◆ **Given records**:
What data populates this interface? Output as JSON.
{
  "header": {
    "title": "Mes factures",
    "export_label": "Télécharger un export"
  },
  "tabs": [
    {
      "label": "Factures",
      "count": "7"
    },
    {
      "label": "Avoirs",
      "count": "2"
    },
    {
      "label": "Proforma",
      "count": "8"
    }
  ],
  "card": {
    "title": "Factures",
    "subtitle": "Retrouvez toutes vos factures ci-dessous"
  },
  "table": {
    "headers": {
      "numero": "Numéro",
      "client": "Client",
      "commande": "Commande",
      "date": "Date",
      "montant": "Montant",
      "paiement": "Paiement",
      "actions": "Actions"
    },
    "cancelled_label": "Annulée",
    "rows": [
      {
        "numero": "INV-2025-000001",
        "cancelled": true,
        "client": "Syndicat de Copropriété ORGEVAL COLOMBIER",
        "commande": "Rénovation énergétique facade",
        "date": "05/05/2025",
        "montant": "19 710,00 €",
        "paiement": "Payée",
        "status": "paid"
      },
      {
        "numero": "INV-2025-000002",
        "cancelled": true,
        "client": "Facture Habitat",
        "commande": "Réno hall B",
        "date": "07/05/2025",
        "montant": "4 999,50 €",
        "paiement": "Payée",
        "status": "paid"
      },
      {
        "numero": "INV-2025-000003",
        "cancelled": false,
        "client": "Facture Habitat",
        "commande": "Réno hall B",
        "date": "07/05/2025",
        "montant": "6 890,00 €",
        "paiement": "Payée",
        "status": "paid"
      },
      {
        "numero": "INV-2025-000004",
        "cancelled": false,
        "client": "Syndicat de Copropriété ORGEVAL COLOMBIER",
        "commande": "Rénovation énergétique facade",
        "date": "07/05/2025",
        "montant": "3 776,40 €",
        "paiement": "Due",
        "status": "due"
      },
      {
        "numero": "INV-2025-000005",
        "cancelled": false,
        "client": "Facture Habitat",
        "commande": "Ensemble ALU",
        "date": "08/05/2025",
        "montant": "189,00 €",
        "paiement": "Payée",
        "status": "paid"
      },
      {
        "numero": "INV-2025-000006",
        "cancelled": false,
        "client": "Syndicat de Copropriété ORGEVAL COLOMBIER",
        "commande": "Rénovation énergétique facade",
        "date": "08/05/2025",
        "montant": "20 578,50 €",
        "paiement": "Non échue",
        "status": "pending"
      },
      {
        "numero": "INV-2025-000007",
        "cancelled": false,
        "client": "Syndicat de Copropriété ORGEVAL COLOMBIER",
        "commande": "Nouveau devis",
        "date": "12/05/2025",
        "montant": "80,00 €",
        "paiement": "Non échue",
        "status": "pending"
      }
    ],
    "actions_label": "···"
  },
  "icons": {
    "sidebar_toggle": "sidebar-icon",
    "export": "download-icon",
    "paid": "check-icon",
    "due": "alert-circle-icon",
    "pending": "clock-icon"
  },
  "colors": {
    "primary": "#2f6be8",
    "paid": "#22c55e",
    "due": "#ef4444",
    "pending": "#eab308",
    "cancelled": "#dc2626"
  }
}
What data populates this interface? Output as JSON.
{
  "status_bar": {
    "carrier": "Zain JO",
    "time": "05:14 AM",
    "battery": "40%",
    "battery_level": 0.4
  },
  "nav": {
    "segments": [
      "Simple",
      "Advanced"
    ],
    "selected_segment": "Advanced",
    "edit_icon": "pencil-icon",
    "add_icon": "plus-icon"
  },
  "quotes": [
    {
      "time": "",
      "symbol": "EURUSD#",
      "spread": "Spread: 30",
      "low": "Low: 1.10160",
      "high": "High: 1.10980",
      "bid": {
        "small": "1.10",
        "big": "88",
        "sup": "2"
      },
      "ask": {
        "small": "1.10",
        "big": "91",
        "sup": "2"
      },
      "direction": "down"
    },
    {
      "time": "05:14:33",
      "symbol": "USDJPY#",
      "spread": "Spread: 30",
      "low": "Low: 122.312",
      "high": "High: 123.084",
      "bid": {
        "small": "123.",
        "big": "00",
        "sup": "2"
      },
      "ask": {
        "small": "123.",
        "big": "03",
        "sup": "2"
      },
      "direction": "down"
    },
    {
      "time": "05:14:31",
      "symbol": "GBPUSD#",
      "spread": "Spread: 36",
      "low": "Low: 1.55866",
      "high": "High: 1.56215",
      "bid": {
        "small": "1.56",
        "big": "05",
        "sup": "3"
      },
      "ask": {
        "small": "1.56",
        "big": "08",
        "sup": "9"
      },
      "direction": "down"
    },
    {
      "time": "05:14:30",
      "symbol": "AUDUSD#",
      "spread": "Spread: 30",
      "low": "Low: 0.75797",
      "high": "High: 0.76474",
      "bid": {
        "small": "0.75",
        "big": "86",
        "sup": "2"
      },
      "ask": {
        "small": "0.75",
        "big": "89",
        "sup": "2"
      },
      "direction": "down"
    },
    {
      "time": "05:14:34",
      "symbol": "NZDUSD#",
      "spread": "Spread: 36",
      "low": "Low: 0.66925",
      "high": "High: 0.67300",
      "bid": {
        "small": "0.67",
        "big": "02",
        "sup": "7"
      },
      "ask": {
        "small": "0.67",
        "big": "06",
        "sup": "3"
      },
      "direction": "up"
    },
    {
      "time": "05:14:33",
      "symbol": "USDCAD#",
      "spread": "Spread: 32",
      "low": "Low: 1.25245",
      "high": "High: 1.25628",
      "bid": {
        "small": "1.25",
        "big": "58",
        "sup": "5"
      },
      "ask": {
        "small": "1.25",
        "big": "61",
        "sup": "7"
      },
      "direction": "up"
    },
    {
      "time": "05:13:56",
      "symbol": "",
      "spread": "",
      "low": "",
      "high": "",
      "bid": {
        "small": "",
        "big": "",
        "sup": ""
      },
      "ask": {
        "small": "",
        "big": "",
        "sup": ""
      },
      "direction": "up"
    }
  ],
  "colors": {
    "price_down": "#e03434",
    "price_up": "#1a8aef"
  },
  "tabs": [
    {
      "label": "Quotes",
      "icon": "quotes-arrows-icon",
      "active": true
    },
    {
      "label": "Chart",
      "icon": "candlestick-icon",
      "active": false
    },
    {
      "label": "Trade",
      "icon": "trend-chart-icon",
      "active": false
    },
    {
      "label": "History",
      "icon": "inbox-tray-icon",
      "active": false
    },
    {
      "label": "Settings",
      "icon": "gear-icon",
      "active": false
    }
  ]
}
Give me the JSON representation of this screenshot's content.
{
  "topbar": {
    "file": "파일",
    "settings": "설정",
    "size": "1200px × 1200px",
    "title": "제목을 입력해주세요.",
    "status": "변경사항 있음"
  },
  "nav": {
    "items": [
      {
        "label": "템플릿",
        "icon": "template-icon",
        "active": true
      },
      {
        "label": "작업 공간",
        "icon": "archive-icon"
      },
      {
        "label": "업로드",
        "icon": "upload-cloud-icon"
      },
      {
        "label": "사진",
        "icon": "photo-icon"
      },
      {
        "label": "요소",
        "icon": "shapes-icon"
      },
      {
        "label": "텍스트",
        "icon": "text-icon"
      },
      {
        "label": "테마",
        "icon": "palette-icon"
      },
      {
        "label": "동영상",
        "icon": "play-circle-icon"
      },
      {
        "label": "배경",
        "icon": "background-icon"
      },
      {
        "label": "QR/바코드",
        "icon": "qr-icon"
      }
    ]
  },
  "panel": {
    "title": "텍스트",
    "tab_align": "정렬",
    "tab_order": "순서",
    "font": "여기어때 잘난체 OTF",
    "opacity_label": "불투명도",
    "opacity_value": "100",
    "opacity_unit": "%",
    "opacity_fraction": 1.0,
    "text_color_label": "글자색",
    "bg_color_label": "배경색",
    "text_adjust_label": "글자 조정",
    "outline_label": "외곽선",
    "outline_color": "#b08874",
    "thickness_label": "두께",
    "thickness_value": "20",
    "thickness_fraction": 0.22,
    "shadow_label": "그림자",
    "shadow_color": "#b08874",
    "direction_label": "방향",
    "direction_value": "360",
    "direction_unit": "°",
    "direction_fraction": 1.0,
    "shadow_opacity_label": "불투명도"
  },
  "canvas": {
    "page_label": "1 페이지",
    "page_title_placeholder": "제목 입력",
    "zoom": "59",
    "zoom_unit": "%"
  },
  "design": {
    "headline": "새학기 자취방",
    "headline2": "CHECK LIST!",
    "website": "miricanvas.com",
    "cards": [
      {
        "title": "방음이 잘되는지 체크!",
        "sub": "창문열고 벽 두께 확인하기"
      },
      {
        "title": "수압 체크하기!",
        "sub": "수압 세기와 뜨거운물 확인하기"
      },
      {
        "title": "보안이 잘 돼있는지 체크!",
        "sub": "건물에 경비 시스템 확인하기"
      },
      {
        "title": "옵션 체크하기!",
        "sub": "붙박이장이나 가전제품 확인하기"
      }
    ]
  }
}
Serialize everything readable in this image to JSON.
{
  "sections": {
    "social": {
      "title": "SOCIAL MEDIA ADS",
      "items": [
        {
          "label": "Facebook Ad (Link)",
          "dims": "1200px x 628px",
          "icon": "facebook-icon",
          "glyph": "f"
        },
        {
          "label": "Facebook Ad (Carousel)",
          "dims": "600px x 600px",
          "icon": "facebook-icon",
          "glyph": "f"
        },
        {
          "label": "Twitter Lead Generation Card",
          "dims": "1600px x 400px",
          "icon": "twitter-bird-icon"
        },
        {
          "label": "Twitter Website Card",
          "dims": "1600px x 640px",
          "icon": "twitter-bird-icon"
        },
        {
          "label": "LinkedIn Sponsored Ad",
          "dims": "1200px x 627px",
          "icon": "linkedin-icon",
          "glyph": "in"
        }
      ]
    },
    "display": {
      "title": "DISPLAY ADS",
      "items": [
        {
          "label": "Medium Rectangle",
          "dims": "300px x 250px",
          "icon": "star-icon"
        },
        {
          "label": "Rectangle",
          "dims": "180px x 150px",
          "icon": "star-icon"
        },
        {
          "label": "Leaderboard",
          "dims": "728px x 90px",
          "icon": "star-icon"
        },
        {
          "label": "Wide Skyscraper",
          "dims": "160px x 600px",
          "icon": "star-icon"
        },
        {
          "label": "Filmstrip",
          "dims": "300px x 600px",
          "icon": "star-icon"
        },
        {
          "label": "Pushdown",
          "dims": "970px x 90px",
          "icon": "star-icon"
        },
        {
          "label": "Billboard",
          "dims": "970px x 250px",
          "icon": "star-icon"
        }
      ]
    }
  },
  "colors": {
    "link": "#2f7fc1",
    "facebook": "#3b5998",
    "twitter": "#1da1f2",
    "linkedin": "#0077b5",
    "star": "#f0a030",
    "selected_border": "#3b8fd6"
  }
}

◆ **Your instructions**: Return all lines containing "Advanced".

◆ **Solved problem**:
      "Advanced"
    "selected_segment": "Advanced",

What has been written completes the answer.